### Dataset

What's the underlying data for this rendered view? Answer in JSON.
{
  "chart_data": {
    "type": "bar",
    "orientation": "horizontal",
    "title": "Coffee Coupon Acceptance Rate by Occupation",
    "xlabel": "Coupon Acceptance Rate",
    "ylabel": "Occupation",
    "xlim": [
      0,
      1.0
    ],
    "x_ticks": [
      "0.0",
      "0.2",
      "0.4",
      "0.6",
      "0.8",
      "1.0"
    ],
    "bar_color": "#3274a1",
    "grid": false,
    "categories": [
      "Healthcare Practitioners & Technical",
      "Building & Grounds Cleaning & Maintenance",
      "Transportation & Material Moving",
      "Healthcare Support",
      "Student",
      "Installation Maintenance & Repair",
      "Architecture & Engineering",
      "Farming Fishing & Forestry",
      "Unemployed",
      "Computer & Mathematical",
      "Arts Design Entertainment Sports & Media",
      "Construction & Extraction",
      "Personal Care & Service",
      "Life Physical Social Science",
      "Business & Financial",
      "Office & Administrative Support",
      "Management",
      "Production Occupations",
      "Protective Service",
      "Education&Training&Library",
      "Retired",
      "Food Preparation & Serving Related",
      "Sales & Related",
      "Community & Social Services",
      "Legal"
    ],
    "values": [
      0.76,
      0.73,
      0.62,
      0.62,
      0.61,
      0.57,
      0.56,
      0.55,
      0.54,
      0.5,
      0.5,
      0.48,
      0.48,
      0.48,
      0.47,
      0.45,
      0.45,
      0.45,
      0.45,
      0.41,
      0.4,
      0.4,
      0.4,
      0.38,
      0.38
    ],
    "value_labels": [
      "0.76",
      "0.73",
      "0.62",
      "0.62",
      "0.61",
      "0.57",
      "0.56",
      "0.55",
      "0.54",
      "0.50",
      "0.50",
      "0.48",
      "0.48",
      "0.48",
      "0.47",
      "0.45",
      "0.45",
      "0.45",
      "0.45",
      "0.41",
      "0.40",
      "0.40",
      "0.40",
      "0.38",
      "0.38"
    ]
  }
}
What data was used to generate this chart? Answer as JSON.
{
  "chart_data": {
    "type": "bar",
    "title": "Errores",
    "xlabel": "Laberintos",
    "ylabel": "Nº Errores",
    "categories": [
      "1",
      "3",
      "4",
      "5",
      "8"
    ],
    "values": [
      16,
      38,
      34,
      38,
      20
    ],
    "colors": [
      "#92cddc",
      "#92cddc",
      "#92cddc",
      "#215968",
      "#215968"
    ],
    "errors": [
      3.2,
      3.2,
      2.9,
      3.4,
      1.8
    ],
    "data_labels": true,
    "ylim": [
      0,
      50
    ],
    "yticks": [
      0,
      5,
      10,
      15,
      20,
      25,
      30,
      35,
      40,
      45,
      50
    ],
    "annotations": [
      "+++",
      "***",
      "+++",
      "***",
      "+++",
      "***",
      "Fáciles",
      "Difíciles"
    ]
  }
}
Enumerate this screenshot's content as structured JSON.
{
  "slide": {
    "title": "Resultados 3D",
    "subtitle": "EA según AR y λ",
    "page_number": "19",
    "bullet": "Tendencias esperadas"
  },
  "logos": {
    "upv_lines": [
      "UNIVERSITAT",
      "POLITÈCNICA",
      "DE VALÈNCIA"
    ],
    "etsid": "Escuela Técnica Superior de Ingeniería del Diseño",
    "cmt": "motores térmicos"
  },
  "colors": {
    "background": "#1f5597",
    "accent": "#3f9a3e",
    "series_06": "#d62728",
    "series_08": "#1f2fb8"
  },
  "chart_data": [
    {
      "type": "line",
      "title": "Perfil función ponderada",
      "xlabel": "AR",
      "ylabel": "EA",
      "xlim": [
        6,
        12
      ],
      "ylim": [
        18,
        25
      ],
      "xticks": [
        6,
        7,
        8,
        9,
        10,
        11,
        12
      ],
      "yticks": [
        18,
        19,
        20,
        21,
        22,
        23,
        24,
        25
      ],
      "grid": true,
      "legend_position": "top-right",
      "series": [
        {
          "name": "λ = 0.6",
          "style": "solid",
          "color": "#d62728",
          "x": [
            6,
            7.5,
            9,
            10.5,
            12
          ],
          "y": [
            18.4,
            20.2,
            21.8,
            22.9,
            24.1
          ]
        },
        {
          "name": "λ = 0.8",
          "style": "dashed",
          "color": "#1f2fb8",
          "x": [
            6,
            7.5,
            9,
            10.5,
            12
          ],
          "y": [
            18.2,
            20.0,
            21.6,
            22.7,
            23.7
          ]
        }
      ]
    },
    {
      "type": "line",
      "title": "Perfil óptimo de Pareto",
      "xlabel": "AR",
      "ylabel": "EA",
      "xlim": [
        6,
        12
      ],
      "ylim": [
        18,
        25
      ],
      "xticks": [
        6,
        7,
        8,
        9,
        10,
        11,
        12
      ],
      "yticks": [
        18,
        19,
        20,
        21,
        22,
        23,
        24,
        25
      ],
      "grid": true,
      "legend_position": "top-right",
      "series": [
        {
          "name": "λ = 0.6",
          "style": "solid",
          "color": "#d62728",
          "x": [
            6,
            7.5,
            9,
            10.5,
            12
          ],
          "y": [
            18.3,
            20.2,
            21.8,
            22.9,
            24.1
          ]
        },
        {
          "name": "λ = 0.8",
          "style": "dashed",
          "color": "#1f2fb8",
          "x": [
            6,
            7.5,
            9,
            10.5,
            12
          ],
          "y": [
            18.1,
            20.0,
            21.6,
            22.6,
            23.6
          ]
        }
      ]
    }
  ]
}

######

Write every line of the material above again, exactly.

What's the underlying data for this rendered view? Answer in JSON.
{
  "chart_data": {
    "type": "bar",
    "orientation": "horizontal",
    "title": "Coffee Coupon Acceptance Rate by Occupation",
    "xlabel": "Coupon Acceptance Rate",
    "ylabel": "Occupation",
    "xlim": [
      0,
      1.0
    ],
    "x_ticks": [
      "0.0",
      "0.2",
      "0.4",
      "0.6",
      "0.8",
      "1.0"
    ],
    "bar_color": "#3274a1",
    "grid": false,
    "categories": [
      "Healthcare Practitioners & Technical",
      "Building & Grounds Cleaning & Maintenance",
      "Transportation & Material Moving",
      "Healthcare Support",
      "Student",
      "Installation Maintenance & Repair",
      "Architecture & Engineering",
      "Farming Fishing & Forestry",
      "Unemployed",
      "Computer & Mathematical",
      "Arts Design Entertainment Sports & Media",
      "Construction & Extraction",
      "Personal Care & Service",
      "Life Physical Social Science",
      "Business & Financial",
      "Office & Administrative Support",
      "Management",
      "Production Occupations",
      "Protective Service",
      "Education&Training&Library",
      "Retired",
      "Food Preparation & Serving Related",
      "Sales & Related",
      "Community & Social Services",
      "Legal"
    ],
    "values": [
      0.76,
      0.73,
      0.62,
      0.62,
      0.61,
      0.57,
      0.56,
      0.55,
      0.54,
      0.5,
      0.5,
      0.48,
      0.48,
      0.48,
      0.47,
      0.45,
      0.45,
      0.45,
      0.45,
      0.41,
      0.4,
      0.4,
      0.4,
      0.38,
      0.38
    ],
    "value_labels": [
      "0.76",
      "0.73",
      "0.62",
      "0.62",
      "0.61",
      "0.57",
      "0.56",
      "0.55",
      "0.54",
      "0.50",
      "0.50",
      "0.48",
      "0.48",
      "0.48",
      "0.47",
      "0.45",
      "0.45",
      "0.45",
      "0.45",
      "0.41",
      "0.40",
      "0.40",
      "0.40",
      "0.38",
      "0.38"
    ]
  }
}
What data was used to generate this chart? Answer as JSON.
{
  "chart_data": {
    "type": "bar",
    "title": "Errores",
    "xlabel": "Laberintos",
    "ylabel": "Nº Errores",
    "categories": [
      "1",
      "3",
      "4",
      "5",
      "8"
    ],
    "values": [
      16,
      38,
      34,
      38,
      20
    ],
    "colors": [
      "#92cddc",
      "#92cddc",
      "#92cddc",
      "#215968",
      "#215968"
    ],
    "errors": [
      3.2,
      3.2,
      2.9,
      3.4,
      1.8
    ],
    "data_labels": true,
    "ylim": [
      0,
      50
    ],
    "yticks": [
      0,
      5,
      10,
      15,
      20,
      25,
      30,
      35,
      40,
      45,
      50
    ],
    "annotations": [
      "+++",
      "***",
      "+++",
      "***",
      "+++",
      "***",
      "Fáciles",
      "Difíciles"
    ]
  }
}
Enumerate this screenshot's content as structured JSON.
{
  "slide": {
    "title": "Resultados 3D",
    "subtitle": "EA según AR y λ",
    "page_number": "19",
    "bullet": "Tendencias esperadas"
  },
  "logos": {
    "upv_lines": [
      "UNIVERSITAT",
      "POLITÈCNICA",
      "DE VALÈNCIA"
    ],
    "etsid": "Escuela Técnica Superior de Ingeniería del Diseño",
    "cmt": "motores térmicos"
  },
  "colors": {
    "background": "#1f5597",
    "accent": "#3f9a3e",
    "series_06": "#d62728",
    "series_08": "#1f2fb8"
  },
  "chart_data": [
    {
      "type": "line",
      "title": "Perfil función ponderada",
      "xlabel": "AR",
      "ylabel": "EA",
      "xlim": [
        6,
        12
      ],
      "ylim": [
        18,
        25
      ],
      "xticks": [
        6,
        7,
        8,
        9,
        10,
        11,
        12
      ],
      "yticks": [
        18,
        19,
        20,
        21,
        22,
        23,
        24,
        25
      ],
      "grid": true,
      "legend_position": "top-right",
      "series": [
        {
          "name": "λ = 0.6",
          "style": "solid",
          "color": "#d62728",
          "x": [
            6,
            7.5,
            9,
            10.5,
            12
          ],
          "y": [
            18.4,
            20.2,
            21.8,
            22.9,
            24.1
          ]
        },
        {
          "name": "λ = 0.8",
          "style": "dashed",
          "color": "#1f2fb8",
          "x": [
            6,
            7.5,
            9,
            10.5,
            12
          ],
          "y": [
            18.2,
            20.0,
            21.6,
            22.7,
            23.7
          ]
        }
      ]
    },
    {
      "type": "line",
      "title": "Perfil óptimo de Pareto",
      "xlabel": "AR",
      "ylabel": "EA",
      "xlim": [
        6,
        12
      ],
      "ylim": [
        18,
        25
      ],
      "xticks": [
        6,
        7,
        8,
        9,
        10,
        11,
        12
      ],
      "yticks": [
        18,
        19,
        20,
        21,
        22,
        23,
        24,
        25
      ],
      "grid": true,
      "legend_position": "top-right",
      "series": [
        {
          "name": "λ = 0.6",
          "style": "solid",
          "color": "#d62728",
          "x": [
            6,
            7.5,
            9,
            10.5,
            12
          ],
          "y": [
            18.3,
            20.2,
            21.8,
            22.9,
            24.1
          ]
        },
        {
          "name": "λ = 0.8",
          "style": "dashed",
          "color": "#1f2fb8",
          "x": [
            6,
            7.5,
            9,
            10.5,
            12
          ],
          "y": [
            18.1,
            20.0,
            21.6,
            22.6,
            23.6
          ]
        }
      ]
    }
  ]
}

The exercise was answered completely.